Stated task: Reproduce the data below in full and exclude every picture.
▬▬▬
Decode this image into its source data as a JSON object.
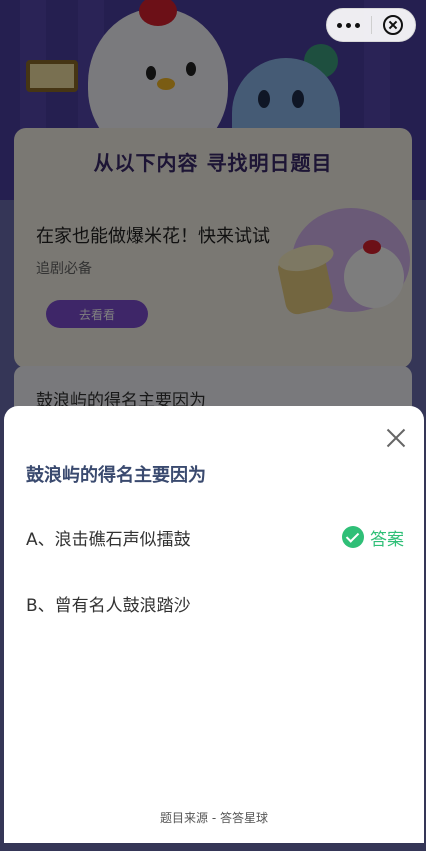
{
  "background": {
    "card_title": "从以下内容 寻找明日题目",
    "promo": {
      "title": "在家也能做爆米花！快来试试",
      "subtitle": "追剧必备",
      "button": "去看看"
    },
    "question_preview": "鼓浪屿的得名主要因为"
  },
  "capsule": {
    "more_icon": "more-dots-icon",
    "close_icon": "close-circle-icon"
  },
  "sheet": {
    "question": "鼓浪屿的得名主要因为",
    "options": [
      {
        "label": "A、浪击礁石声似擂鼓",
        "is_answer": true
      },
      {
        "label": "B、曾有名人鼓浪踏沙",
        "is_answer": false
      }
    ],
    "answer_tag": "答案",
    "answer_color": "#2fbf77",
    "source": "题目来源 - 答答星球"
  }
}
▬▬▬
Output:
Decode this image into its source data as a JSON object.
{
  "background": {
    "card_title": "从以下内容 寻找明日题目",
    "promo": {
      "title": "在家也能做爆米花！快来试试",
      "subtitle": "追剧必备",
      "button": "去看看"
    },
    "question_preview": "鼓浪屿的得名主要因为"
  },
  "capsule": {
    "more_icon": "more-dots-icon",
    "close_icon": "close-circle-icon"
  },
  "sheet": {
    "question": "鼓浪屿的得名主要因为",
    "options": [
      {
        "label": "A、浪击礁石声似擂鼓",
        "is_answer": true
      },
      {
        "label": "B、曾有名人鼓浪踏沙",
        "is_answer": false
      }
    ],
    "answer_tag": "答案",
    "answer_color": "#2fbf77",
    "source": "题目来源 - 答答星球"
  }
}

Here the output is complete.